*SHORT TASK*:
Could you arrange every line of the material below as a JSON list of strings, with one string per line and blank lines left out?

*DATA SUPPLIED*:
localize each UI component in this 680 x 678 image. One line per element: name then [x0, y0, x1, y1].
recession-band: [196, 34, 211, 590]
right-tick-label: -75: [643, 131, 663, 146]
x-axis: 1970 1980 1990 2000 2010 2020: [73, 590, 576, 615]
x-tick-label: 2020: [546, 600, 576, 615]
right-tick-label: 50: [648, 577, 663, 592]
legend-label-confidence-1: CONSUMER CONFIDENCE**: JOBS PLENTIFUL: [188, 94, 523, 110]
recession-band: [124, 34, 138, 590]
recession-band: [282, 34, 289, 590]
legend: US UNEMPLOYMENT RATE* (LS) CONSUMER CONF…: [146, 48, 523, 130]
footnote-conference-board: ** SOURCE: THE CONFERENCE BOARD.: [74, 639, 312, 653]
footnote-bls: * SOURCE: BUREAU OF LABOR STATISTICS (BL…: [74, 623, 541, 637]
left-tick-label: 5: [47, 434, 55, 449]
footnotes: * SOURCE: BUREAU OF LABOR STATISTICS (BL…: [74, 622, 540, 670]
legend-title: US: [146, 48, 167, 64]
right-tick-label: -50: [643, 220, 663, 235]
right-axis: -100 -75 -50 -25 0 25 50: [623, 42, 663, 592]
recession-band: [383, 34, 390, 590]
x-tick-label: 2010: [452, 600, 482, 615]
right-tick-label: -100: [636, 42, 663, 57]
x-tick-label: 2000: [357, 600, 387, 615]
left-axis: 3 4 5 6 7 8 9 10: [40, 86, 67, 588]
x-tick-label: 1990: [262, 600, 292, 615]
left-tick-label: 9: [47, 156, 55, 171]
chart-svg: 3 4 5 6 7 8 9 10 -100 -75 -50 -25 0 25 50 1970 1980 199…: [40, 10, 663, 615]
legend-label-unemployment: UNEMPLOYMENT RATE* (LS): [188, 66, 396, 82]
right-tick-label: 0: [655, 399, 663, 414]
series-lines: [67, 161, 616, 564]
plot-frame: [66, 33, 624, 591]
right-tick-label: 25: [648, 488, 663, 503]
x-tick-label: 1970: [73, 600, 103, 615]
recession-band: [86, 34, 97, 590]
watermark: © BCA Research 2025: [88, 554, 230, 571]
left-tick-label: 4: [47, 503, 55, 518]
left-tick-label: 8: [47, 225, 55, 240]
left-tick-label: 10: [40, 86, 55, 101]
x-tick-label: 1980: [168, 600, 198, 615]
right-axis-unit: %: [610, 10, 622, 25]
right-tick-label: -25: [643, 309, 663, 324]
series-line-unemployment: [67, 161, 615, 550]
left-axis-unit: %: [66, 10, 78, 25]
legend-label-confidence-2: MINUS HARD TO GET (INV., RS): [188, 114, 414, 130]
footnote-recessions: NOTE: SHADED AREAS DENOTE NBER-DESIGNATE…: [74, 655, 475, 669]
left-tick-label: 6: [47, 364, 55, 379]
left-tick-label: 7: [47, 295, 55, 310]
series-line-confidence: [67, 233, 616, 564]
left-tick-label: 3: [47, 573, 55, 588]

*CORRECT ANSWER*:
[
  "localize each UI component in this 680 x 678 image. One line per element: name then [x0, y0, x1, y1].",
  "recession-band: [196, 34, 211, 590]",
  "right-tick-label: -75: [643, 131, 663, 146]",
  "x-axis: 1970 1980 1990 2000 2010 2020: [73, 590, 576, 615]",
  "x-tick-label: 2020: [546, 600, 576, 615]",
  "right-tick-label: 50: [648, 577, 663, 592]",
  "legend-label-confidence-1: CONSUMER CONFIDENCE**: JOBS PLENTIFUL: [188, 94, 523, 110]",
  "recession-band: [124, 34, 138, 590]",
  "recession-band: [282, 34, 289, 590]",
  "legend: US UNEMPLOYMENT RATE* (LS) CONSUMER CONF…: [146, 48, 523, 130]",
  "footnote-conference-board: ** SOURCE: THE CONFERENCE BOARD.: [74, 639, 312, 653]",
  "footnote-bls: * SOURCE: BUREAU OF LABOR STATISTICS (BL…: [74, 623, 541, 637]",
  "left-tick-label: 5: [47, 434, 55, 449]",
  "footnotes: * SOURCE: BUREAU OF LABOR STATISTICS (BL…: [74, 622, 540, 670]",
  "legend-title: US: [146, 48, 167, 64]",
  "right-tick-label: -50: [643, 220, 663, 235]",
  "right-axis: -100 -75 -50 -25 0 25 50: [623, 42, 663, 592]",
  "recession-band: [383, 34, 390, 590]",
  "x-tick-label: 2010: [452, 600, 482, 615]",
  "right-tick-label: -100: [636, 42, 663, 57]",
  "x-tick-label: 2000: [357, 600, 387, 615]",
  "left-axis: 3 4 5 6 7 8 9 10: [40, 86, 67, 588]",
  "x-tick-label: 1990: [262, 600, 292, 615]",
  "left-tick-label: 9: [47, 156, 55, 171]",
  "chart-svg: 3 4 5 6 7 8 9 10 -100 -75 -50 -25 0 25 50 1970 1980 199…: [40, 10, 663, 615]",
  "legend-label-unemployment: UNEMPLOYMENT RATE* (LS): [188, 66, 396, 82]",
  "right-tick-label: 0: [655, 399, 663, 414]",
  "series-lines: [67, 161, 616, 564]",
  "plot-frame: [66, 33, 624, 591]",
  "right-tick-label: 25: [648, 488, 663, 503]",
  "x-tick-label: 1970: [73, 600, 103, 615]",
  "recession-band: [86, 34, 97, 590]",
  "watermark: © BCA Research 2025: [88, 554, 230, 571]",
  "left-tick-label: 4: [47, 503, 55, 518]",
  "left-tick-label: 8: [47, 225, 55, 240]",
  "left-tick-label: 10: [40, 86, 55, 101]",
  "x-tick-label: 1980: [168, 600, 198, 615]",
  "right-axis-unit: %: [610, 10, 622, 25]",
  "right-tick-label: -25: [643, 309, 663, 324]",
  "series-line-unemployment: [67, 161, 615, 550]",
  "left-axis-unit: %: [66, 10, 78, 25]",
  "legend-label-confidence-2: MINUS HARD TO GET (INV., RS): [188, 114, 414, 130]",
  "footnote-recessions: NOTE: SHADED AREAS DENOTE NBER-DESIGNATE…: [74, 655, 475, 669]",
  "left-tick-label: 6: [47, 364, 55, 379]",
  "left-tick-label: 7: [47, 295, 55, 310]",
  "series-line-confidence: [67, 233, 616, 564]",
  "left-tick-label: 3: [47, 573, 55, 588]"
]